Recorded data:

○ ○ ○ ○

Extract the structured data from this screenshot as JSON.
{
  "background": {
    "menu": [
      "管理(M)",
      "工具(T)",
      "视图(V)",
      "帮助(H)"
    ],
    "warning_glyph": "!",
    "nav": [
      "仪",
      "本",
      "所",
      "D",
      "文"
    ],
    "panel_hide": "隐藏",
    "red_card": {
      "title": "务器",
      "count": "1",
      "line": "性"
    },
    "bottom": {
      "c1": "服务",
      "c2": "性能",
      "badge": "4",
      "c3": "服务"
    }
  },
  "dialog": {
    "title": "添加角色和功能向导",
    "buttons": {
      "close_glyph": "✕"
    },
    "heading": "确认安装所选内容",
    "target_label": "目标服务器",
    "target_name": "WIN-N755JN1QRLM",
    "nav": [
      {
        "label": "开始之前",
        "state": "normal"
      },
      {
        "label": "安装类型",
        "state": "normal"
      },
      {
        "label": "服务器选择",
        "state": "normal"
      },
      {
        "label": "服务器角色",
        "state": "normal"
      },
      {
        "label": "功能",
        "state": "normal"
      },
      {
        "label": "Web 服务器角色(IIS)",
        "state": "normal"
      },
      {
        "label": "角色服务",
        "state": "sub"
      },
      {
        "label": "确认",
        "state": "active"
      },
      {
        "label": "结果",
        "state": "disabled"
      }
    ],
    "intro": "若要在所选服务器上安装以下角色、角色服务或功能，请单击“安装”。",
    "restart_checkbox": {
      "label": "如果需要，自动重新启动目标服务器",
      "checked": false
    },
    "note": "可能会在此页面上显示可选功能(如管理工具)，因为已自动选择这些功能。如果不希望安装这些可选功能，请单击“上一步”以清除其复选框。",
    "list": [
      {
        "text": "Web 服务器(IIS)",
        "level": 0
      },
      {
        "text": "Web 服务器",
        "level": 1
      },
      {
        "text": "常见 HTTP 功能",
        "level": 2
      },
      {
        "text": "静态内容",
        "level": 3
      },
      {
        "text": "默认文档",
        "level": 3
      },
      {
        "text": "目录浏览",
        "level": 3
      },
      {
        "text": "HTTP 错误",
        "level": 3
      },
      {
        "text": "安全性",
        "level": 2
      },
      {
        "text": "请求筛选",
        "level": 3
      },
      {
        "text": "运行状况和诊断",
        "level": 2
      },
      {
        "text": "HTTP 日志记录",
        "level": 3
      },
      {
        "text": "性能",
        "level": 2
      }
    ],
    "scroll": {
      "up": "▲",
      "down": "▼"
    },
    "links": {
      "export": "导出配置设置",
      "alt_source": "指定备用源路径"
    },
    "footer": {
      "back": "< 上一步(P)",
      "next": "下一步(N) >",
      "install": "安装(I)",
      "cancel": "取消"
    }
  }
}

○ ○ ○ ○

Stated exercise: Exactly as shown, repeat every record.

Exercise solution:
Extract the structured data from this screenshot as JSON.
{
  "background": {
    "menu": [
      "管理(M)",
      "工具(T)",
      "视图(V)",
      "帮助(H)"
    ],
    "warning_glyph": "!",
    "nav": [
      "仪",
      "本",
      "所",
      "D",
      "文"
    ],
    "panel_hide": "隐藏",
    "red_card": {
      "title": "务器",
      "count": "1",
      "line": "性"
    },
    "bottom": {
      "c1": "服务",
      "c2": "性能",
      "badge": "4",
      "c3": "服务"
    }
  },
  "dialog": {
    "title": "添加角色和功能向导",
    "buttons": {
      "close_glyph": "✕"
    },
    "heading": "确认安装所选内容",
    "target_label": "目标服务器",
    "target_name": "WIN-N755JN1QRLM",
    "nav": [
      {
        "label": "开始之前",
        "state": "normal"
      },
      {
        "label": "安装类型",
        "state": "normal"
      },
      {
        "label": "服务器选择",
        "state": "normal"
      },
      {
        "label": "服务器角色",
        "state": "normal"
      },
      {
        "label": "功能",
        "state": "normal"
      },
      {
        "label": "Web 服务器角色(IIS)",
        "state": "normal"
      },
      {
        "label": "角色服务",
        "state": "sub"
      },
      {
        "label": "确认",
        "state": "active"
      },
      {
        "label": "结果",
        "state": "disabled"
      }
    ],
    "intro": "若要在所选服务器上安装以下角色、角色服务或功能，请单击“安装”。",
    "restart_checkbox": {
      "label": "如果需要，自动重新启动目标服务器",
      "checked": false
    },
    "note": "可能会在此页面上显示可选功能(如管理工具)，因为已自动选择这些功能。如果不希望安装这些可选功能，请单击“上一步”以清除其复选框。",
    "list": [
      {
        "text": "Web 服务器(IIS)",
        "level": 0
      },
      {
        "text": "Web 服务器",
        "level": 1
      },
      {
        "text": "常见 HTTP 功能",
        "level": 2
      },
      {
        "text": "静态内容",
        "level": 3
      },
      {
        "text": "默认文档",
        "level": 3
      },
      {
        "text": "目录浏览",
        "level": 3
      },
      {
        "text": "HTTP 错误",
        "level": 3
      },
      {
        "text": "安全性",
        "level": 2
      },
      {
        "text": "请求筛选",
        "level": 3
      },
      {
        "text": "运行状况和诊断",
        "level": 2
      },
      {
        "text": "HTTP 日志记录",
        "level": 3
      },
      {
        "text": "性能",
        "level": 2
      }
    ],
    "scroll": {
      "up": "▲",
      "down": "▼"
    },
    "links": {
      "export": "导出配置设置",
      "alt_source": "指定备用源路径"
    },
    "footer": {
      "back": "< 上一步(P)",
      "next": "下一步(N) >",
      "install": "安装(I)",
      "cancel": "取消"
    }
  }
}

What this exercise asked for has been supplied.